== YOUR TASK ==
Below you will find a set of lines. Repeat them all exactly.

** BEGIN INFORMATION SUPPLIED **

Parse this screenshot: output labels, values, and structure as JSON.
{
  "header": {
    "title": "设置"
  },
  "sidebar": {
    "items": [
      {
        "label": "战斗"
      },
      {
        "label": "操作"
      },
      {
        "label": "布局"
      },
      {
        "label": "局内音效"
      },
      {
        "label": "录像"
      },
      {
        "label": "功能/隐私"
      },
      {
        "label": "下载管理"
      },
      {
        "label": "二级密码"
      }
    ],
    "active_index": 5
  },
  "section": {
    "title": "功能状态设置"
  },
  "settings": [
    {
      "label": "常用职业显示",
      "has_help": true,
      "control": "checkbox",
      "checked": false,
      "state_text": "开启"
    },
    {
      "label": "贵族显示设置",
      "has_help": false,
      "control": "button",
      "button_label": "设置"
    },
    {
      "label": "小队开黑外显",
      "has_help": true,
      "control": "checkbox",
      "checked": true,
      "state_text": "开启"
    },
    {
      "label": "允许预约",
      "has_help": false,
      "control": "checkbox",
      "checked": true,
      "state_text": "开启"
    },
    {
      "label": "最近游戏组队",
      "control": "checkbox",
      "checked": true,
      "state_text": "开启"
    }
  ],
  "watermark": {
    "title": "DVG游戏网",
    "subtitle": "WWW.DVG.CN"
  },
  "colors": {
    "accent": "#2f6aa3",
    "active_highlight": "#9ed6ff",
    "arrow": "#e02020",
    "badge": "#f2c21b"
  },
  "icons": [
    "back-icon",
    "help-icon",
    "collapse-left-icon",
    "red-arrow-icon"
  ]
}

** END INFORMATION SUPPLIED **

== WRITTEN RESPONSE ==
Parse this screenshot: output labels, values, and structure as JSON.
{
  "header": {
    "title": "设置"
  },
  "sidebar": {
    "items": [
      {
        "label": "战斗"
      },
      {
        "label": "操作"
      },
      {
        "label": "布局"
      },
      {
        "label": "局内音效"
      },
      {
        "label": "录像"
      },
      {
        "label": "功能/隐私"
      },
      {
        "label": "下载管理"
      },
      {
        "label": "二级密码"
      }
    ],
    "active_index": 5
  },
  "section": {
    "title": "功能状态设置"
  },
  "settings": [
    {
      "label": "常用职业显示",
      "has_help": true,
      "control": "checkbox",
      "checked": false,
      "state_text": "开启"
    },
    {
      "label": "贵族显示设置",
      "has_help": false,
      "control": "button",
      "button_label": "设置"
    },
    {
      "label": "小队开黑外显",
      "has_help": true,
      "control": "checkbox",
      "checked": true,
      "state_text": "开启"
    },
    {
      "label": "允许预约",
      "has_help": false,
      "control": "checkbox",
      "checked": true,
      "state_text": "开启"
    },
    {
      "label": "最近游戏组队",
      "control": "checkbox",
      "checked": true,
      "state_text": "开启"
    }
  ],
  "watermark": {
    "title": "DVG游戏网",
    "subtitle": "WWW.DVG.CN"
  },
  "colors": {
    "accent": "#2f6aa3",
    "active_highlight": "#9ed6ff",
    "arrow": "#e02020",
    "badge": "#f2c21b"
  },
  "icons": [
    "back-icon",
    "help-icon",
    "collapse-left-icon",
    "red-arrow-icon"
  ]
}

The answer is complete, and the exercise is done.